THE EXERCISE: Extract each line of the listing below that contains the string "อมเด".

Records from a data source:
****************

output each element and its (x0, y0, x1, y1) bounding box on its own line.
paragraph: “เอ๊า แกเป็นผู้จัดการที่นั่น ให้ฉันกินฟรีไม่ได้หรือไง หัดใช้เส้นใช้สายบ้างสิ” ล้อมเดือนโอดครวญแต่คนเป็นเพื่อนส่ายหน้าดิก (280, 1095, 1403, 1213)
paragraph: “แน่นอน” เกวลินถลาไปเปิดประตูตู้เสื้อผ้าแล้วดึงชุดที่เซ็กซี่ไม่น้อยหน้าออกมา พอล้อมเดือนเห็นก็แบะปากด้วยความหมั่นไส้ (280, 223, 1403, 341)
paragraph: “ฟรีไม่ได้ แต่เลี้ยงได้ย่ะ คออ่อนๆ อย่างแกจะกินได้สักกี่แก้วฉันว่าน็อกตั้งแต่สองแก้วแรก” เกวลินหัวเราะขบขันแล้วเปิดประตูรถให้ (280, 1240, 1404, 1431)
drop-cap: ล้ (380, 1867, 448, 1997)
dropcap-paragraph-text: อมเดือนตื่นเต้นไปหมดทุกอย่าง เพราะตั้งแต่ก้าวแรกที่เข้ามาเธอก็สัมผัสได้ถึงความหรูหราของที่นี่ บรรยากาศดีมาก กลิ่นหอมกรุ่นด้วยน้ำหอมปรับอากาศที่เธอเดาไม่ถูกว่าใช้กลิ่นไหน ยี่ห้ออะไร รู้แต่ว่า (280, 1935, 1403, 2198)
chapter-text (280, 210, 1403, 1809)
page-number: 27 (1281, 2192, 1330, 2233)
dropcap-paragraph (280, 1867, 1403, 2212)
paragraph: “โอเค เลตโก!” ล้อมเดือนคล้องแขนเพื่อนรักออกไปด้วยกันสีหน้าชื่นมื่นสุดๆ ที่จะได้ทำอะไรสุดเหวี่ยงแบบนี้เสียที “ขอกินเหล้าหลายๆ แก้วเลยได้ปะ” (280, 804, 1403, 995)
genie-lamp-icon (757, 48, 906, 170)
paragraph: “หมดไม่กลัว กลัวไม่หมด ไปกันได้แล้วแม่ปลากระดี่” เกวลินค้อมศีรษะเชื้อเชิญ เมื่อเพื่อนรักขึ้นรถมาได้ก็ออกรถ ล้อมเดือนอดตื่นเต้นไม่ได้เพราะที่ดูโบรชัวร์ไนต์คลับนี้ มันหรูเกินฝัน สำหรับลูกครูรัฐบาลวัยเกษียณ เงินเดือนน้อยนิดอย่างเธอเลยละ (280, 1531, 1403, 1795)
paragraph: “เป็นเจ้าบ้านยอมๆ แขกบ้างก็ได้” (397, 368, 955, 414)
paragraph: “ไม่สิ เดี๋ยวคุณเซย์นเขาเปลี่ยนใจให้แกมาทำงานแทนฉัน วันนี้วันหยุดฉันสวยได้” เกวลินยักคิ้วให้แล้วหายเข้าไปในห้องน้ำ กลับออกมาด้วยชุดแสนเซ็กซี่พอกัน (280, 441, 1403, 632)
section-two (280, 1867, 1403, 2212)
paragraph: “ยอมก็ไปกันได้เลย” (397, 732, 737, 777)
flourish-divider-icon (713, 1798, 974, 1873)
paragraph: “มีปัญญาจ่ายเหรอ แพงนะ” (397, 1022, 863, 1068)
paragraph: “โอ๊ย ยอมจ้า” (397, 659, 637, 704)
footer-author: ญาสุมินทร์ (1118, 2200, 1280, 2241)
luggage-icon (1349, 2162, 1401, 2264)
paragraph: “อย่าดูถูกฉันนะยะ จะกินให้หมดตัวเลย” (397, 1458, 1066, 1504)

****************

WRITTEN REPLY:
paragraph: “เอ๊า แกเป็นผู้จัดการที่นั่น ให้ฉันกินฟรีไม่ได้หรือไง หัดใช้เส้นใช้สายบ้างสิ” ล้อมเดือนโอดครวญแต่คนเป็นเพื่อนส่ายหน้าดิก (280, 1095, 1403, 1213)
paragraph: “แน่นอน” เกวลินถลาไปเปิดประตูตู้เสื้อผ้าแล้วดึงชุดที่เซ็กซี่ไม่น้อยหน้าออกมา พอล้อมเดือนเห็นก็แบะปากด้วยความหมั่นไส้ (280, 223, 1403, 341)
dropcap-paragraph-text: อมเดือนตื่นเต้นไปหมดทุกอย่าง เพราะตั้งแต่ก้าวแรกที่เข้ามาเธอก็สัมผัสได้ถึงความหรูหราของที่นี่ บรรยากาศดีมาก กลิ่นหอมกรุ่นด้วยน้ำหอมปรับอากาศที่เธอเดาไม่ถูกว่าใช้กลิ่นไหน ยี่ห้ออะไร รู้แต่ว่า (280, 1935, 1403, 2198)
paragraph: “โอเค เลตโก!” ล้อมเดือนคล้องแขนเพื่อนรักออกไปด้วยกันสีหน้าชื่นมื่นสุดๆ ที่จะได้ทำอะไรสุดเหวี่ยงแบบนี้เสียที “ขอกินเหล้าหลายๆ แก้วเลยได้ปะ” (280, 804, 1403, 995)
paragraph: “หมดไม่กลัว กลัวไม่หมด ไปกันได้แล้วแม่ปลากระดี่” เกวลินค้อมศีรษะเชื้อเชิญ เมื่อเพื่อนรักขึ้นรถมาได้ก็ออกรถ ล้อมเดือนอดตื่นเต้นไม่ได้เพราะที่ดูโบรชัวร์ไนต์คลับนี้ มันหรูเกินฝัน สำหรับลูกครูรัฐบาลวัยเกษียณ เงินเดือนน้อยนิดอย่างเธอเลยละ (280, 1531, 1403, 1795)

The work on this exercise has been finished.